Select, from the data, each line where "Registry" occurs.

• _RAW DATA_
□ □ □ □ □ □ □

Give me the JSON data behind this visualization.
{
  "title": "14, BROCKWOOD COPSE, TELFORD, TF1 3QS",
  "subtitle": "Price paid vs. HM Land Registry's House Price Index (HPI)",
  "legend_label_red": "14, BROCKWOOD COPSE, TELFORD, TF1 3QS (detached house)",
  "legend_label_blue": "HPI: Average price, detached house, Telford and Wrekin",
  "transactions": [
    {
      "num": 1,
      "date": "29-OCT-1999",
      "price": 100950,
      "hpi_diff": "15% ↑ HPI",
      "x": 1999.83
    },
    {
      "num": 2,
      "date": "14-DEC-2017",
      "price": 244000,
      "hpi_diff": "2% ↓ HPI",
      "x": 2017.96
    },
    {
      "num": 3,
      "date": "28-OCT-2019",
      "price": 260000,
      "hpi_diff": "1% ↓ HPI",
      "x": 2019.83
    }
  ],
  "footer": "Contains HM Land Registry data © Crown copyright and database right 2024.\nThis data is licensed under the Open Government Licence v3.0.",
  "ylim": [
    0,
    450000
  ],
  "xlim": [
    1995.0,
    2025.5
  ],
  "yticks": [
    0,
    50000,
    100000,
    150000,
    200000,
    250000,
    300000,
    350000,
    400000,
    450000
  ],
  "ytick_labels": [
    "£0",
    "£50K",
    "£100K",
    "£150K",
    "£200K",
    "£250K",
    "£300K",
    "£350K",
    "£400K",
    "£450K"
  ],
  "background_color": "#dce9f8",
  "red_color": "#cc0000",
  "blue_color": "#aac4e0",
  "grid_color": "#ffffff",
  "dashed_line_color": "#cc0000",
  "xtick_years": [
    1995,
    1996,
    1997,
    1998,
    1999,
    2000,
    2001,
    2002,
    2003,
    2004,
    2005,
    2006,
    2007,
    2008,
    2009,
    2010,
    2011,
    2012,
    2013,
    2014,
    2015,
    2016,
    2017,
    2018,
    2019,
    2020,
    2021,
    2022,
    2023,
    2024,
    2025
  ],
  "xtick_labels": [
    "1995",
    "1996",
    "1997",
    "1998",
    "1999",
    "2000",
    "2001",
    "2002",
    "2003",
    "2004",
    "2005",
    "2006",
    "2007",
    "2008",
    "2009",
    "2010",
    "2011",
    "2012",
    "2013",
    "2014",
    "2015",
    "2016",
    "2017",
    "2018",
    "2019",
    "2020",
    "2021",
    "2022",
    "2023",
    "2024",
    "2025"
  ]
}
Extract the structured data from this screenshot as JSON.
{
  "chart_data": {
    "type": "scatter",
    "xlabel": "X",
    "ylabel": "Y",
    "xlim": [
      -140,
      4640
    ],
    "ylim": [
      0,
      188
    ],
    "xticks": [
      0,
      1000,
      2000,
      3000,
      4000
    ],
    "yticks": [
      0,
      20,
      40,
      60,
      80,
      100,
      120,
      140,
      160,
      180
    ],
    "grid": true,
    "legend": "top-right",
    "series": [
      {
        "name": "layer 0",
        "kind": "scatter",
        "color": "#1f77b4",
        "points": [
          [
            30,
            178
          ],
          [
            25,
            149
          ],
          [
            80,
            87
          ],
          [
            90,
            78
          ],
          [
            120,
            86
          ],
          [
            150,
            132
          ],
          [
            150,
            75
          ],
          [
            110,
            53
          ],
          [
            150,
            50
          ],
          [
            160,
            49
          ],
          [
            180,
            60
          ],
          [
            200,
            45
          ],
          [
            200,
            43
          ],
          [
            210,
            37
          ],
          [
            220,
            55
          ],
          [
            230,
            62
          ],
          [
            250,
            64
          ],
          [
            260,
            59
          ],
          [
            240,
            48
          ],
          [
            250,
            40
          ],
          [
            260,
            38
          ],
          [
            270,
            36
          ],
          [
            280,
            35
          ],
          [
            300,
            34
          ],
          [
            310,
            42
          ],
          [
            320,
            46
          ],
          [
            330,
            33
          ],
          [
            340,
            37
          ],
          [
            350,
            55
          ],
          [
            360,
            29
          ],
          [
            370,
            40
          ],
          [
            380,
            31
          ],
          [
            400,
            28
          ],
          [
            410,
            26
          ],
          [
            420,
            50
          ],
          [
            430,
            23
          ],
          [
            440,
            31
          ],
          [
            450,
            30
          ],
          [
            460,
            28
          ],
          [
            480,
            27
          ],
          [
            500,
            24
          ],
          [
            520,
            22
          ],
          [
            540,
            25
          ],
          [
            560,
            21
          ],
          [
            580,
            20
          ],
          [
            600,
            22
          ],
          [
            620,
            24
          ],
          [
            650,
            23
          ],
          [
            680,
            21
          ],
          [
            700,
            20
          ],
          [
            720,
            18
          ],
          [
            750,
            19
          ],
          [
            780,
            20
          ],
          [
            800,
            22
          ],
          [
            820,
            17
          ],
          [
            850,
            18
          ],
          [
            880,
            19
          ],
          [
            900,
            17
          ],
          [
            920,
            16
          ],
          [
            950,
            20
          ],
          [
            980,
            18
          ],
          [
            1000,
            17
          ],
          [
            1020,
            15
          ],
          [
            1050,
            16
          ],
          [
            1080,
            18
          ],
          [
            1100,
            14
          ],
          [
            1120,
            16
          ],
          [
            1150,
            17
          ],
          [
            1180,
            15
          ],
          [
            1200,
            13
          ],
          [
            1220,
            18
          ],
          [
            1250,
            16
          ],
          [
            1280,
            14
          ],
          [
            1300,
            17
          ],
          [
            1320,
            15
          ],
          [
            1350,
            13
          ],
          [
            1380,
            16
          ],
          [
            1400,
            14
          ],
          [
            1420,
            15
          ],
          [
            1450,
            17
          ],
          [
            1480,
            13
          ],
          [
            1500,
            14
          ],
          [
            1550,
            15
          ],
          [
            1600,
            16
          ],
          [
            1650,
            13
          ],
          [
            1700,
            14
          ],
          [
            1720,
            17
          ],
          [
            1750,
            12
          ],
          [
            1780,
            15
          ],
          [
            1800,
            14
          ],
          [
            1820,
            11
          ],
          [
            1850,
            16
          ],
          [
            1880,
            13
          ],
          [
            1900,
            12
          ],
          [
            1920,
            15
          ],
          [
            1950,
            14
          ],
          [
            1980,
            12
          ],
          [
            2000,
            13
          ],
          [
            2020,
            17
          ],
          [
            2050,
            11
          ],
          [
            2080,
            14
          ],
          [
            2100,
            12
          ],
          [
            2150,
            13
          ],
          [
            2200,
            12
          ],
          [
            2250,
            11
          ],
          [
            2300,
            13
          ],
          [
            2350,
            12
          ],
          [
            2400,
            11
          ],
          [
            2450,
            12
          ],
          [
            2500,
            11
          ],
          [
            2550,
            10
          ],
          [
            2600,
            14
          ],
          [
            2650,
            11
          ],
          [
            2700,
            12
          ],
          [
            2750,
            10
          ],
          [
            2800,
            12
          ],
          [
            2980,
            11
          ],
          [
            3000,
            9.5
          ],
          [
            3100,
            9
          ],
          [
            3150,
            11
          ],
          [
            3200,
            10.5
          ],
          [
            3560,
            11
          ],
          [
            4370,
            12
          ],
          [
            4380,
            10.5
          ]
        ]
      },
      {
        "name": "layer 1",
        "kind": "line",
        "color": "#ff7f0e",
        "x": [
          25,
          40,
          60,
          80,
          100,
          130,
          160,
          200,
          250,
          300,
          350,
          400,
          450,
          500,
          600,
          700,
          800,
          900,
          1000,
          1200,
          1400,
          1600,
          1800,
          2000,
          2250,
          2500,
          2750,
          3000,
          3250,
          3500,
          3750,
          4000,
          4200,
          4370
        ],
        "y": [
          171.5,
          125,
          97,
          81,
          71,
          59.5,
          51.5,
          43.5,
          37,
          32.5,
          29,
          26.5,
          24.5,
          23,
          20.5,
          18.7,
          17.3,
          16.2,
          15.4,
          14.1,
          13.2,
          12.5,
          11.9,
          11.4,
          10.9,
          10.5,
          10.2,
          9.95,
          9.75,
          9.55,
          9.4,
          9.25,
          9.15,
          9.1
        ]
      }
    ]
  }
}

□ □ □ □ □ □ □

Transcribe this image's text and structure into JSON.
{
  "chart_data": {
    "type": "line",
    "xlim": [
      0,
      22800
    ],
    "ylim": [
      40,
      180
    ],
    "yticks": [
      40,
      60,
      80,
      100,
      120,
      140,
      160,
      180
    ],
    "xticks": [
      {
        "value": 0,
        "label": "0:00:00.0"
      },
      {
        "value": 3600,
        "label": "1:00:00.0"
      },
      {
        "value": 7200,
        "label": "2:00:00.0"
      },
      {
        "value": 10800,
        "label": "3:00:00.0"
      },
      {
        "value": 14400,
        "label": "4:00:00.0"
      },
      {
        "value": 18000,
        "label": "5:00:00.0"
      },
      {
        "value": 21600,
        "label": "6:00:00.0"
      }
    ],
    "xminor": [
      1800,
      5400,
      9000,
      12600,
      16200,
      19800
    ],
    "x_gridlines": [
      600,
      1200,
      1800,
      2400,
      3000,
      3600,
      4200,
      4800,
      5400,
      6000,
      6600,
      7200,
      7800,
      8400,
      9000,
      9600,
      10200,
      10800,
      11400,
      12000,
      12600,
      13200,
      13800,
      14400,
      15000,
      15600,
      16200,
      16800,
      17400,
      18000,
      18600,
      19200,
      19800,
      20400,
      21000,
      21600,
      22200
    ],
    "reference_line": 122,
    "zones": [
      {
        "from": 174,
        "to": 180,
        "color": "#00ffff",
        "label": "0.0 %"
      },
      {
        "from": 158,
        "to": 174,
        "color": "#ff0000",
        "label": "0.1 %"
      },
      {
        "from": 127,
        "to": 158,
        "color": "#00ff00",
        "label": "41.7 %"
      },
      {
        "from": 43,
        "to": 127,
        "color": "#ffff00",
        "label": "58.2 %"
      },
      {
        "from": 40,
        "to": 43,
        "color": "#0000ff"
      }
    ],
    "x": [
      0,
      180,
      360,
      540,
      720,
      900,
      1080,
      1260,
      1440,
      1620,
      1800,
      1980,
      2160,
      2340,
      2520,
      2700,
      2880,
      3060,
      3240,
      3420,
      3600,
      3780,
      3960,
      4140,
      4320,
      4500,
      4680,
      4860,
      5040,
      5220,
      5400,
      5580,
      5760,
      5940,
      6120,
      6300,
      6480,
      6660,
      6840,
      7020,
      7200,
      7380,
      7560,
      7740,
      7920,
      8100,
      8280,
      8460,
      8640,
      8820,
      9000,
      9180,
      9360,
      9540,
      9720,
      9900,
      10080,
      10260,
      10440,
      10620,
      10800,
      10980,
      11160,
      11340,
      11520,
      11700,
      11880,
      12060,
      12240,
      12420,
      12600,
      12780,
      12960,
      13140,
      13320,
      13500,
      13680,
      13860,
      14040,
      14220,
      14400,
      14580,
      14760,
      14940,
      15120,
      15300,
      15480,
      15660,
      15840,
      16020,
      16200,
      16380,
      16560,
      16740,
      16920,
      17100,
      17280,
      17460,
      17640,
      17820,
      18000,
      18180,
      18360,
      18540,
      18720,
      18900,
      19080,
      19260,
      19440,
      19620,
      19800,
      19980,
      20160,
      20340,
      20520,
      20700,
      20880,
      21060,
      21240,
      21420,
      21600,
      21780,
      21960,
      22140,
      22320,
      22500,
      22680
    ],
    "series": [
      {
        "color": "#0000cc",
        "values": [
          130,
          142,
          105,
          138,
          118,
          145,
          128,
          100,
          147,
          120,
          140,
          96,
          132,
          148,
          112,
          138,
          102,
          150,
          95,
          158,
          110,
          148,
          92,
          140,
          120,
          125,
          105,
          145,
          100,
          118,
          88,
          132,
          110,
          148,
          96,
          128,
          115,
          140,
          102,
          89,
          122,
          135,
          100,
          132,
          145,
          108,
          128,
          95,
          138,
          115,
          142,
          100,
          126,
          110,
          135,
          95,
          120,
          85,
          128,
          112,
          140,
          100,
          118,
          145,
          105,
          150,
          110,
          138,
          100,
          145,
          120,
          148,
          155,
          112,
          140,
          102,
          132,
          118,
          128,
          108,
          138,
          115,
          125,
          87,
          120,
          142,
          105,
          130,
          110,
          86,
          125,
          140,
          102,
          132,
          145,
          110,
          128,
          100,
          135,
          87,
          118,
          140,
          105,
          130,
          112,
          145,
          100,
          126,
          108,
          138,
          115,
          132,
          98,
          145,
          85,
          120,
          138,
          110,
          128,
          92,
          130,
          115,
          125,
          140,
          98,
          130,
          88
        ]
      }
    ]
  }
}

□ □ □ □ □ □ □

• _SOLUTION TO THIS PROBLEM_
  "subtitle": "Price paid vs. HM Land Registry's House Price Index (HPI)",
  "footer": "Contains HM Land Registry data © Crown copyright and database right 2024.\nThis data is licensed under the Open Government Licence v3.0.",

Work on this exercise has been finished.